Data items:

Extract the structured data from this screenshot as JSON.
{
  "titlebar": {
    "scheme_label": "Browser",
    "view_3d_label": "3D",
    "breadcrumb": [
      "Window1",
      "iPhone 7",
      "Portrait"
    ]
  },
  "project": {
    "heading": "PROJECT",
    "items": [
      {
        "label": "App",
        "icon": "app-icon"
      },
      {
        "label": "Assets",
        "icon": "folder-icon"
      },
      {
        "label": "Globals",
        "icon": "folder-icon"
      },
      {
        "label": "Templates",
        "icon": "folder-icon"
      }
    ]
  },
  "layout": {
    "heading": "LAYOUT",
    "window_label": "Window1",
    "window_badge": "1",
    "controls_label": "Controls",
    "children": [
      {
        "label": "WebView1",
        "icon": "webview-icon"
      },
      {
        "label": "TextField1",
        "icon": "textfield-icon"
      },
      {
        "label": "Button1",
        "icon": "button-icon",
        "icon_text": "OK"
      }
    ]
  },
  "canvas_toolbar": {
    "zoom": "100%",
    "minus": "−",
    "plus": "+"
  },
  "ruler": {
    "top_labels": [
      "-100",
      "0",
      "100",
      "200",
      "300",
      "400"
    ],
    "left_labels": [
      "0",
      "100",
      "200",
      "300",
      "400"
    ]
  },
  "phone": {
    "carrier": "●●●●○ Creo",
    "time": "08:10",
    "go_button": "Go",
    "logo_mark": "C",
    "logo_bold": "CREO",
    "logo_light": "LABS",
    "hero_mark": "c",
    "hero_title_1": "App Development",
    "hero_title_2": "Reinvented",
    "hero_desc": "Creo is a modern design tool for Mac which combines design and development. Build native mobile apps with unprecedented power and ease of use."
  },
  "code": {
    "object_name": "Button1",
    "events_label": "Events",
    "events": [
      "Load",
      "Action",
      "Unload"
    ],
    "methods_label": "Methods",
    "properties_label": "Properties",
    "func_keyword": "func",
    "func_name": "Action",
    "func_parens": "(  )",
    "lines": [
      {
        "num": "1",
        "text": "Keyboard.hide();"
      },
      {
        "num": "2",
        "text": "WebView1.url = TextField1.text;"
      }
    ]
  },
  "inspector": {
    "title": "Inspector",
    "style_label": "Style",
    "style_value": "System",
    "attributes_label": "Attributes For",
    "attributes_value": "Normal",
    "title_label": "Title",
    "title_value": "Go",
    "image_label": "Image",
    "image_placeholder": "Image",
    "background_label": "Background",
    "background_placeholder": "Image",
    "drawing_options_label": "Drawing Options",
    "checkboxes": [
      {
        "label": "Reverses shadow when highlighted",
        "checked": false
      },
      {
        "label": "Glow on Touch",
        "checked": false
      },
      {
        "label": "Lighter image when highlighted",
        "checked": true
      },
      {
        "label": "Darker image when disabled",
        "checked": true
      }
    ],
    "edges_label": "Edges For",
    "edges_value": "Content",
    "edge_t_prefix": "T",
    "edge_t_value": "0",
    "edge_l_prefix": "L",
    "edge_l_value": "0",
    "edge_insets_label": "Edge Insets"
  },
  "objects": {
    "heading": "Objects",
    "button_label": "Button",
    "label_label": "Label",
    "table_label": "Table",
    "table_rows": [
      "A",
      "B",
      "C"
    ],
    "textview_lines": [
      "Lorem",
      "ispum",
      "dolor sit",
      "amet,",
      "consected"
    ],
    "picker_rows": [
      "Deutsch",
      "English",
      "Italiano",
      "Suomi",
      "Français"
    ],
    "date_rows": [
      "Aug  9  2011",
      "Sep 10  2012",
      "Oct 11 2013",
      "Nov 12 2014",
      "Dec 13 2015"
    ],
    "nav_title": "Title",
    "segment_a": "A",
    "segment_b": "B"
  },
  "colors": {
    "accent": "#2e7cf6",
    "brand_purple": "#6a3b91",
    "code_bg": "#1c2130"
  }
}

» What is expected
Copy every record above exactly as it appears.

» Solution to this problem
Extract the structured data from this screenshot as JSON.
{
  "titlebar": {
    "scheme_label": "Browser",
    "view_3d_label": "3D",
    "breadcrumb": [
      "Window1",
      "iPhone 7",
      "Portrait"
    ]
  },
  "project": {
    "heading": "PROJECT",
    "items": [
      {
        "label": "App",
        "icon": "app-icon"
      },
      {
        "label": "Assets",
        "icon": "folder-icon"
      },
      {
        "label": "Globals",
        "icon": "folder-icon"
      },
      {
        "label": "Templates",
        "icon": "folder-icon"
      }
    ]
  },
  "layout": {
    "heading": "LAYOUT",
    "window_label": "Window1",
    "window_badge": "1",
    "controls_label": "Controls",
    "children": [
      {
        "label": "WebView1",
        "icon": "webview-icon"
      },
      {
        "label": "TextField1",
        "icon": "textfield-icon"
      },
      {
        "label": "Button1",
        "icon": "button-icon",
        "icon_text": "OK"
      }
    ]
  },
  "canvas_toolbar": {
    "zoom": "100%",
    "minus": "−",
    "plus": "+"
  },
  "ruler": {
    "top_labels": [
      "-100",
      "0",
      "100",
      "200",
      "300",
      "400"
    ],
    "left_labels": [
      "0",
      "100",
      "200",
      "300",
      "400"
    ]
  },
  "phone": {
    "carrier": "●●●●○ Creo",
    "time": "08:10",
    "go_button": "Go",
    "logo_mark": "C",
    "logo_bold": "CREO",
    "logo_light": "LABS",
    "hero_mark": "c",
    "hero_title_1": "App Development",
    "hero_title_2": "Reinvented",
    "hero_desc": "Creo is a modern design tool for Mac which combines design and development. Build native mobile apps with unprecedented power and ease of use."
  },
  "code": {
    "object_name": "Button1",
    "events_label": "Events",
    "events": [
      "Load",
      "Action",
      "Unload"
    ],
    "methods_label": "Methods",
    "properties_label": "Properties",
    "func_keyword": "func",
    "func_name": "Action",
    "func_parens": "(  )",
    "lines": [
      {
        "num": "1",
        "text": "Keyboard.hide();"
      },
      {
        "num": "2",
        "text": "WebView1.url = TextField1.text;"
      }
    ]
  },
  "inspector": {
    "title": "Inspector",
    "style_label": "Style",
    "style_value": "System",
    "attributes_label": "Attributes For",
    "attributes_value": "Normal",
    "title_label": "Title",
    "title_value": "Go",
    "image_label": "Image",
    "image_placeholder": "Image",
    "background_label": "Background",
    "background_placeholder": "Image",
    "drawing_options_label": "Drawing Options",
    "checkboxes": [
      {
        "label": "Reverses shadow when highlighted",
        "checked": false
      },
      {
        "label": "Glow on Touch",
        "checked": false
      },
      {
        "label": "Lighter image when highlighted",
        "checked": true
      },
      {
        "label": "Darker image when disabled",
        "checked": true
      }
    ],
    "edges_label": "Edges For",
    "edges_value": "Content",
    "edge_t_prefix": "T",
    "edge_t_value": "0",
    "edge_l_prefix": "L",
    "edge_l_value": "0",
    "edge_insets_label": "Edge Insets"
  },
  "objects": {
    "heading": "Objects",
    "button_label": "Button",
    "label_label": "Label",
    "table_label": "Table",
    "table_rows": [
      "A",
      "B",
      "C"
    ],
    "textview_lines": [
      "Lorem",
      "ispum",
      "dolor sit",
      "amet,",
      "consected"
    ],
    "picker_rows": [
      "Deutsch",
      "English",
      "Italiano",
      "Suomi",
      "Français"
    ],
    "date_rows": [
      "Aug  9  2011",
      "Sep 10  2012",
      "Oct 11 2013",
      "Nov 12 2014",
      "Dec 13 2015"
    ],
    "nav_title": "Title",
    "segment_a": "A",
    "segment_b": "B"
  },
  "colors": {
    "accent": "#2e7cf6",
    "brand_purple": "#6a3b91",
    "code_bg": "#1c2130"
  }
}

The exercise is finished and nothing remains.